Recorded data.
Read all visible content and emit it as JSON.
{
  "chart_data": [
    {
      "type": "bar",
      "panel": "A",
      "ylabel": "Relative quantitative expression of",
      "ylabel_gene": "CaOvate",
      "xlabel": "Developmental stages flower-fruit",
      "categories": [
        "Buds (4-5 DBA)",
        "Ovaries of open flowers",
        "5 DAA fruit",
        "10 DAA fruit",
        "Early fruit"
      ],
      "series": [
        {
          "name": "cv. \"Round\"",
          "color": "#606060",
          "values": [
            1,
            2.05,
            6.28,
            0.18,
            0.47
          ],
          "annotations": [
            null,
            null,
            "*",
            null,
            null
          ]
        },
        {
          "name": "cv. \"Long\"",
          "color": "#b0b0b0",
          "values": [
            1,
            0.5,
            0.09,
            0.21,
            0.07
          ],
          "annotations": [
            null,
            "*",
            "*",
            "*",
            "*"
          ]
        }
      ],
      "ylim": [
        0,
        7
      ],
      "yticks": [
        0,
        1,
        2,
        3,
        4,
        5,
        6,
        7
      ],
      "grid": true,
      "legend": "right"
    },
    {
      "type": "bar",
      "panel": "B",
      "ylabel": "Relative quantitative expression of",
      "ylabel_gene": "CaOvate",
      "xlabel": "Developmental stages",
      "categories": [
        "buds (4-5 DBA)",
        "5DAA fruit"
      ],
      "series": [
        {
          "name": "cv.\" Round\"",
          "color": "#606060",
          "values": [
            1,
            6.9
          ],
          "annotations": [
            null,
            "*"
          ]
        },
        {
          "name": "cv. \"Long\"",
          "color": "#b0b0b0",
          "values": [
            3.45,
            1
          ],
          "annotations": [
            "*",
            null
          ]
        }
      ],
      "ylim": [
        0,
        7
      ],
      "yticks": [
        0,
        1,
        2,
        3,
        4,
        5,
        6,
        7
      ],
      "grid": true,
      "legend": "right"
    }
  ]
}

Instruction.
Respond with the number of lines containing "fruit" and no additional words.

Answer below.
5